Stated exercise -
Go through the listing and return every line with "your" in it.

-- START OF Material supplied --

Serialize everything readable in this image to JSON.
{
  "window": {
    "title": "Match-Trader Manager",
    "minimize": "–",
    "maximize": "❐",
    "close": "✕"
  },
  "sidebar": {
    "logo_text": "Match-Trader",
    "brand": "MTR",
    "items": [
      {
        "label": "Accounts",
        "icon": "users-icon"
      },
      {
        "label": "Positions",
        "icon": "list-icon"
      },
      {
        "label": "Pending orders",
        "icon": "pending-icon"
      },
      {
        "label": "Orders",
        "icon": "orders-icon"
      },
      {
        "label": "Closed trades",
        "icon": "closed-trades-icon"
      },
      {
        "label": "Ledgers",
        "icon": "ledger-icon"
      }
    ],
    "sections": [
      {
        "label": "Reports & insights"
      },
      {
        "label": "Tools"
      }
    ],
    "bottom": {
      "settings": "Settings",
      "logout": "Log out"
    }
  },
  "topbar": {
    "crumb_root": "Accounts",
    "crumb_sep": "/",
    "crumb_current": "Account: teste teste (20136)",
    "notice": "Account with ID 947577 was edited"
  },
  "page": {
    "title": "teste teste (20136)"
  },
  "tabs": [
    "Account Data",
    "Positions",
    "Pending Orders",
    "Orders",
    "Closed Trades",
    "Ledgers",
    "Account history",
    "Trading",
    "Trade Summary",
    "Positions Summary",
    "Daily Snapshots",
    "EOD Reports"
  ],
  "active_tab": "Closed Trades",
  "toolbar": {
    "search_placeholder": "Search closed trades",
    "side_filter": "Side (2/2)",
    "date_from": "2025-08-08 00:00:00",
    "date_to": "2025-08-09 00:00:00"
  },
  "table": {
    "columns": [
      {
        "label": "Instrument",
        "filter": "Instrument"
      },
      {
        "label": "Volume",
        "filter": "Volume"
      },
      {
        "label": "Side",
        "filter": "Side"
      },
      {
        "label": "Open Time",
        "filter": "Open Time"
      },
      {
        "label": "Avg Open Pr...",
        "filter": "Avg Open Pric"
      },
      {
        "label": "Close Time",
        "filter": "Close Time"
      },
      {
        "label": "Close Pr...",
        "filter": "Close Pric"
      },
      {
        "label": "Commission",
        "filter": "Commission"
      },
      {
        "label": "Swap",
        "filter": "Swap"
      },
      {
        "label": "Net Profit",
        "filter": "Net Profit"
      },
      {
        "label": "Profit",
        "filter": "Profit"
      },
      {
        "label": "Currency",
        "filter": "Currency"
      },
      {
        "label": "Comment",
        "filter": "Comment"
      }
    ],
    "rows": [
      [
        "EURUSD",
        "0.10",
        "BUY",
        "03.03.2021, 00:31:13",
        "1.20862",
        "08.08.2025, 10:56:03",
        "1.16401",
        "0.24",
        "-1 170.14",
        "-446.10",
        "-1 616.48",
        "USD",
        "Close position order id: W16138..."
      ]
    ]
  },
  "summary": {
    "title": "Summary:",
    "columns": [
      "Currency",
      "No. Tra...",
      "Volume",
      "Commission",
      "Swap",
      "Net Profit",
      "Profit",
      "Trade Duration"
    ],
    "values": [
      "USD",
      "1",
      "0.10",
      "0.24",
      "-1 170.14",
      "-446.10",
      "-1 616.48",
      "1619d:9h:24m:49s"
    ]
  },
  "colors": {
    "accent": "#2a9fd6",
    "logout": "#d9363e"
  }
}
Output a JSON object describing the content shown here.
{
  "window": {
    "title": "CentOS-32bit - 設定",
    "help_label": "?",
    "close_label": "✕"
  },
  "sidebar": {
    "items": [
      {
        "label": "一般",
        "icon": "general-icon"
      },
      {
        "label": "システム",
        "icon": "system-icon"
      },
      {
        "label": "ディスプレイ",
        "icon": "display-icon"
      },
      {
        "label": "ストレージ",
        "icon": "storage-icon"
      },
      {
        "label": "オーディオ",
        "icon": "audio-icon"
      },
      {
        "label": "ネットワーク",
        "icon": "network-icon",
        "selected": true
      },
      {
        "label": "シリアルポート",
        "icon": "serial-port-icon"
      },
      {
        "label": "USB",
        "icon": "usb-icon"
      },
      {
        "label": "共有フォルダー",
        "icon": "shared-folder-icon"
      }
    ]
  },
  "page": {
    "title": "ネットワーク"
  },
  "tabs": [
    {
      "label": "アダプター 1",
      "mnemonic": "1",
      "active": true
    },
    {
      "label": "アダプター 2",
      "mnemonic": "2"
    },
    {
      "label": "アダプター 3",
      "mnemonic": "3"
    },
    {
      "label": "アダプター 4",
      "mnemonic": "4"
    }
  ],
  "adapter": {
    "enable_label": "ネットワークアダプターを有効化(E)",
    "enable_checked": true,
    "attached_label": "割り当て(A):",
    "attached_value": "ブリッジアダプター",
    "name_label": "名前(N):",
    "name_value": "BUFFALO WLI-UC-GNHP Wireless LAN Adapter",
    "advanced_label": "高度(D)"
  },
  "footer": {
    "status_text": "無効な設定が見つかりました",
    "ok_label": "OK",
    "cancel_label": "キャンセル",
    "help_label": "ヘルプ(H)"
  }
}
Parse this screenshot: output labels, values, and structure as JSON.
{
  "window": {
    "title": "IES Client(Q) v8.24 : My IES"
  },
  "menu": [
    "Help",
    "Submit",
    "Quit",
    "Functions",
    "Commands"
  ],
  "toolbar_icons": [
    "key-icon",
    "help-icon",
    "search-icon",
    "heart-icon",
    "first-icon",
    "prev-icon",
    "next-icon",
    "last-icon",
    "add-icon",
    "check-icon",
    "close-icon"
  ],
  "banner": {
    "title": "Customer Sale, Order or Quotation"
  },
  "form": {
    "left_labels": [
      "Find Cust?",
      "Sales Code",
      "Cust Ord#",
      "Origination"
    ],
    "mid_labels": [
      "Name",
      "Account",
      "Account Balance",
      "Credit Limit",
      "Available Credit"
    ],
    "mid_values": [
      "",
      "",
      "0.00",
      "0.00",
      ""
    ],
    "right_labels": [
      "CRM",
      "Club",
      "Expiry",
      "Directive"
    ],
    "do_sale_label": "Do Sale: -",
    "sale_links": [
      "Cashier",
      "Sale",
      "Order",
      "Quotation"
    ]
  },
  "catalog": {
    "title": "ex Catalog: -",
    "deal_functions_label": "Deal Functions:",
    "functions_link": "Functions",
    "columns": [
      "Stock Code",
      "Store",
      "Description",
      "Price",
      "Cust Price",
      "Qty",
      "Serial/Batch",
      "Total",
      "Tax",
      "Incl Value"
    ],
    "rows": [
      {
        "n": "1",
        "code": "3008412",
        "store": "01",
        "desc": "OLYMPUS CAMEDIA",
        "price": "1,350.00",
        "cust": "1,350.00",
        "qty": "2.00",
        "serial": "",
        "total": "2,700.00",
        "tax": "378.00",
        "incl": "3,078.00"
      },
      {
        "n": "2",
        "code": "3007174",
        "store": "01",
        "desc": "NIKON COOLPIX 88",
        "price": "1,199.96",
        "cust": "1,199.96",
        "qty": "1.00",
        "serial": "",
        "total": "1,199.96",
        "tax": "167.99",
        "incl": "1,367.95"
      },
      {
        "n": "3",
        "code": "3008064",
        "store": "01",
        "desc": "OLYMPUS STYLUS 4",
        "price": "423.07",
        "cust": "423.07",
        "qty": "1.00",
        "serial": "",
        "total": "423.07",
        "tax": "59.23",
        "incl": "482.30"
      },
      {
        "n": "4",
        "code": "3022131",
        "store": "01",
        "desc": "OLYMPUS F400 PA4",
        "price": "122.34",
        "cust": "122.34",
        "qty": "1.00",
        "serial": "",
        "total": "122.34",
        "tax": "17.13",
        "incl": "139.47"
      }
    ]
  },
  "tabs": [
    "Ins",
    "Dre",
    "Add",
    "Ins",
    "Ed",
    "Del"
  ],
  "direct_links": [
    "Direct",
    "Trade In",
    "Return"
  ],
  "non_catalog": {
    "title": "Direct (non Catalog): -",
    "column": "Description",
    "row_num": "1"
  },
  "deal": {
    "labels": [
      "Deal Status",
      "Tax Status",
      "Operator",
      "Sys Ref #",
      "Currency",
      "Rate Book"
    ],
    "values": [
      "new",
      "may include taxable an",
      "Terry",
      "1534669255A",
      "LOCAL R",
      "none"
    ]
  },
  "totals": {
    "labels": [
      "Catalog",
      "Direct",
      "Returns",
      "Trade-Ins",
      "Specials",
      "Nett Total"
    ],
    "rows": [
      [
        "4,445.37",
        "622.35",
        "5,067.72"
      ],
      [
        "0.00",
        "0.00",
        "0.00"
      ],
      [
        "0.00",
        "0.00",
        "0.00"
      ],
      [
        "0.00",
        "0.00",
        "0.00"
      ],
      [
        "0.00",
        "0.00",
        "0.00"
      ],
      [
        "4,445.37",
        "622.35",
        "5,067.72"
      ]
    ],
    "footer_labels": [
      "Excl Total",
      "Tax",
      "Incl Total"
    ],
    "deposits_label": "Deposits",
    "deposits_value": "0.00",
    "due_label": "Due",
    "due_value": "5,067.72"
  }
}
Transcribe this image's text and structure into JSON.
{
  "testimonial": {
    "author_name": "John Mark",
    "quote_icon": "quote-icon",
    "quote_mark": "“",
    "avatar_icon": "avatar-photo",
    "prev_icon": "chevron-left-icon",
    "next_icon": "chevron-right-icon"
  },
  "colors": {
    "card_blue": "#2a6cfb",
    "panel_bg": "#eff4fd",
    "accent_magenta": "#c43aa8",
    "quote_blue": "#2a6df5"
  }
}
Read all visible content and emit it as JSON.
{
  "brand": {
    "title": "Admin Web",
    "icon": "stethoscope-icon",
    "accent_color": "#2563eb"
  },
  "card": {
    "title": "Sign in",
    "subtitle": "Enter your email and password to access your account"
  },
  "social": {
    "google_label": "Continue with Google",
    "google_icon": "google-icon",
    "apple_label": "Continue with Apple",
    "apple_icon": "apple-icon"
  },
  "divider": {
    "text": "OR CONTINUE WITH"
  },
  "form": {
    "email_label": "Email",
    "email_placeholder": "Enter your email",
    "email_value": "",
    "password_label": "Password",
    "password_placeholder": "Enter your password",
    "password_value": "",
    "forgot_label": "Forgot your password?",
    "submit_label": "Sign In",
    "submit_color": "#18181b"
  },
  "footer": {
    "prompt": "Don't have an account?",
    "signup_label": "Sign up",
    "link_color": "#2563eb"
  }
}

-- END OF Material supplied --

Task answer -
    "subtitle": "Enter your email and password to access your account"
    "email_placeholder": "Enter your email",
    "password_placeholder": "Enter your password",
    "forgot_label": "Forgot your password?",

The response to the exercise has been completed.